**EXERCISE DIRECTIONS**.
From the post on console memory latency, copy word for word the passage from "For the GPU, the" up to and including "so cycles saved.".

I made note of this in the Xbox SDK thread, as there was a bit of documentation for vector memory operations that put a few latency numbers (seemingly in GPU cycles).
A vector L1 miss can take 50+ clock cycles to serve, an L2 to DRAM miss can take 200+ cycles to serve, while a miss to ESRAM can take 75+ cycles.
I am interpreting the cycle counts as being per individual miss event, meaning the L1 miss latency would be additive with whatever secondary miss is encountered in the next level of the hierarchy. This seems more consistent than expecting the ESRAM to be twice as fast that the L1-L2 request latency, meaning that there is a bypassing of a significant portion of the GPU memory pipeline when going to ESRAM.
This seems to put 250+ for a miss to DRAM and 125+ for a miss to ESRAM, or roughly half the latency. In a different portion, there is an expectation of a texture access realistically taking at more than 100 cycles and possibly around 400 if there is a miss, so the "+" on those numbers may be very significant.
For a somewhat weak comparison, this other post contains latency values for the CPU memory subsystem:
https://forum.beyond3d.com/threads/...-news-and-rumours.53602/page-208#post-1700821
In short:
Orbis L1 to L2 to DRAM: 3 to 26(local L2) /190(remote) to 220+ cycles.
Durango is 3 to 17(local)/120(remote)* to 140-160 cycles.
*Reviewing the SDK seems to clarify some numbers that may have made my earlier interpretation pessimistic. If a remote L2 hit is followed by a remote L1 miss, latency is 100 cycles. If data is in a remote L1, there is an additional hop.
This leaves more cycles between L2 servicing and DRAM servicing, meaning 40-60 cycles are taken up by DRAM access. (A similar shift for Orbis would give a similar DRAM cycle contribution.)
Since these are referenced in CPU cycles, these are twice as fast as the cycles used for the GPU latencies.
Keeping with Durango, a CPU miss to DRAM would take ~80 GPU cycles, or roughly the same latency seen for a GPU L2 miss to the ESRAM. Since the ESRAM is not in the CPU's domain, whatever the CPU sees of data from there would take longer to get than going to DRAM.
For the GPU, the ESRAM is markedly faster. The more uniform access of the ESRAM and on-die connections likely mean hundreds of cycles bound up in queuing and bus traversal can be trimmed down, although this pace would still be glacial relative to what the CPUs would prefer (125 GPU cycles or 250 CPU cycles).
It is not clear what numbers would be seen for the ROP path, which may be more receptive to the 125 or so cycles saved.

(Page segmentation data)
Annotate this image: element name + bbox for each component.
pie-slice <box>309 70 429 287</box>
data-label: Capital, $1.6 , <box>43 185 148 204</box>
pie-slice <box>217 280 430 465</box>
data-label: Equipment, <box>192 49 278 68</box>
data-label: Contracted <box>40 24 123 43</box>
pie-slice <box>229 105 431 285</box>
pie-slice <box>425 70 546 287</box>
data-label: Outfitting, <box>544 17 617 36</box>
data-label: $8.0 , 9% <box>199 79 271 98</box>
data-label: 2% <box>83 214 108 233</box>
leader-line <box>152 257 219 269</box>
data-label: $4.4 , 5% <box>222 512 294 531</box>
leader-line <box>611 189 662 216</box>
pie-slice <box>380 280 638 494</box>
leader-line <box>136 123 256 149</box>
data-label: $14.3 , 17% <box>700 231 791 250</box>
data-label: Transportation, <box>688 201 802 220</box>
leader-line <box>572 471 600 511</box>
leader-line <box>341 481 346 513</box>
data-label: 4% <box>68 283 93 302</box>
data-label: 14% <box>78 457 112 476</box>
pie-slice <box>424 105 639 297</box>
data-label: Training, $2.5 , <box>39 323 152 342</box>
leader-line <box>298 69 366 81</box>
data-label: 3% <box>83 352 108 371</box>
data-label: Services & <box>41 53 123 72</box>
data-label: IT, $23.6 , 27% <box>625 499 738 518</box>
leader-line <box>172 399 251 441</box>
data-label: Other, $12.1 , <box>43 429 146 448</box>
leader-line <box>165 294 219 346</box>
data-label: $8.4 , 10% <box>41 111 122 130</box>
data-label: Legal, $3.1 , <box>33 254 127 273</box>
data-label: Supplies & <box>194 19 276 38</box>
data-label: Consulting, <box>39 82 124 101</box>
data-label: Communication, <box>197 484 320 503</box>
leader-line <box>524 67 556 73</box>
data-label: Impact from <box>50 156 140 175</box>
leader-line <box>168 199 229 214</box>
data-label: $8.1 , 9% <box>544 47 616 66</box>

**EXERCISE ANSWER**.
For the GPU, the ESRAM is markedly faster. The more uniform access of the ESRAM and on-die connections likely mean hundreds of cycles bound up in queuing and bus traversal can be trimmed down, although this pace would still be glacial relative to what the CPUs would prefer (125 GPU cycles or 250 CPU cycles).
It is not clear what numbers would be seen for the ROP path, which may be more receptive to the 125 or so cycles saved.